* [REQUIREMENTS] Exactly repeat the line that contains "OCR this image.", then every line after it up to and including the final line.

(Data records)
= = = =
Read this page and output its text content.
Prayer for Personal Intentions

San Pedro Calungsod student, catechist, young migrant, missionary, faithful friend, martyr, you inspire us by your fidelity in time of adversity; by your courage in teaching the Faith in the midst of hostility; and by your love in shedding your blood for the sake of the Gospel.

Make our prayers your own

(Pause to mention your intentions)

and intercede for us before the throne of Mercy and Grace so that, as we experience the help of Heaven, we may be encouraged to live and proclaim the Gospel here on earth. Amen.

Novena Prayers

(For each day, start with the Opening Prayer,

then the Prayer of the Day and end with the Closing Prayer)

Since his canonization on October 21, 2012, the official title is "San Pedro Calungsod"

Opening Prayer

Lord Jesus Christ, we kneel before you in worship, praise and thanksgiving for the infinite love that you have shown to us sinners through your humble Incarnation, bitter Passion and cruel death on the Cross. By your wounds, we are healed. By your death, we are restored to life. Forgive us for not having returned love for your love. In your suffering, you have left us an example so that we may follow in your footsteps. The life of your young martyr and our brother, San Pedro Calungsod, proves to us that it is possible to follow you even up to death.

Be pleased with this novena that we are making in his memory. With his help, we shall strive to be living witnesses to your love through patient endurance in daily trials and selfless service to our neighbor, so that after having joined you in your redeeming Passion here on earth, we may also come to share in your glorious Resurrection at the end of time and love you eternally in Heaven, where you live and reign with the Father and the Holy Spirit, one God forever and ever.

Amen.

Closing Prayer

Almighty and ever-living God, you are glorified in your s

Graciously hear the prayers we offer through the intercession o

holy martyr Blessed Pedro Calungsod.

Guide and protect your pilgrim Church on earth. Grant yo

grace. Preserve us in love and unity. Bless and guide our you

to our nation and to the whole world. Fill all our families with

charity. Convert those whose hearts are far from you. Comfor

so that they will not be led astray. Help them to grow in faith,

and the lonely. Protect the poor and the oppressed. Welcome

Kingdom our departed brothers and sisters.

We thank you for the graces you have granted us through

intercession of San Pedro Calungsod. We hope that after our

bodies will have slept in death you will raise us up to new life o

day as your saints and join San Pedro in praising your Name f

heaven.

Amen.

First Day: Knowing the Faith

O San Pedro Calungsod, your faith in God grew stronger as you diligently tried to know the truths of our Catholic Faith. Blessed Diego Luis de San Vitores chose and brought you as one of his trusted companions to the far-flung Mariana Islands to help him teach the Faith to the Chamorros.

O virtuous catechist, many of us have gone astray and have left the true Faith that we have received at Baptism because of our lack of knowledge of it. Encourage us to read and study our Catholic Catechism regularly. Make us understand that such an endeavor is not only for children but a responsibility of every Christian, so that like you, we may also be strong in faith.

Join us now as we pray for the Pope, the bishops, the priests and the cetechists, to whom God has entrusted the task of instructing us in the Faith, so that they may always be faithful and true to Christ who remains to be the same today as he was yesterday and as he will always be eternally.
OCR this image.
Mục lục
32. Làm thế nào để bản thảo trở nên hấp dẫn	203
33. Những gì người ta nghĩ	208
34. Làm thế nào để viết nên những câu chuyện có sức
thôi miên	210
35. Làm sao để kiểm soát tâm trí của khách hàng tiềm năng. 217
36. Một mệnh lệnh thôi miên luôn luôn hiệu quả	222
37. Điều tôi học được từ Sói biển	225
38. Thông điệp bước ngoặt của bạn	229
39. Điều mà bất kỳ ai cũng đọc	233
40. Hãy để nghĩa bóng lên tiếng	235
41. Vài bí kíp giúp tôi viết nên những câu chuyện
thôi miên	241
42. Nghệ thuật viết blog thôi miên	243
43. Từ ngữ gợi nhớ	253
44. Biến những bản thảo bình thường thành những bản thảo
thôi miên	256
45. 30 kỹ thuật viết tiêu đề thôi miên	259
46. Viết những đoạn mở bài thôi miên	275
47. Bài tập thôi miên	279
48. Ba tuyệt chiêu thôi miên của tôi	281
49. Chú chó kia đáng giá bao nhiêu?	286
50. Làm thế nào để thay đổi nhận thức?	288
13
= = = =
* [FULL OUTPUT]
OCR this image.
Mục lục
32. Làm thế nào để bản thảo trở nên hấp dẫn	203
33. Những gì người ta nghĩ	208
34. Làm thế nào để viết nên những câu chuyện có sức
thôi miên	210
35. Làm sao để kiểm soát tâm trí của khách hàng tiềm năng. 217
36. Một mệnh lệnh thôi miên luôn luôn hiệu quả	222
37. Điều tôi học được từ Sói biển	225
38. Thông điệp bước ngoặt của bạn	229
39. Điều mà bất kỳ ai cũng đọc	233
40. Hãy để nghĩa bóng lên tiếng	235
41. Vài bí kíp giúp tôi viết nên những câu chuyện
thôi miên	241
42. Nghệ thuật viết blog thôi miên	243
43. Từ ngữ gợi nhớ	253
44. Biến những bản thảo bình thường thành những bản thảo
thôi miên	256
45. 30 kỹ thuật viết tiêu đề thôi miên	259
46. Viết những đoạn mở bài thôi miên	275
47. Bài tập thôi miên	279
48. Ba tuyệt chiêu thôi miên của tôi	281
49. Chú chó kia đáng giá bao nhiêu?	286
50. Làm thế nào để thay đổi nhận thức?	288
13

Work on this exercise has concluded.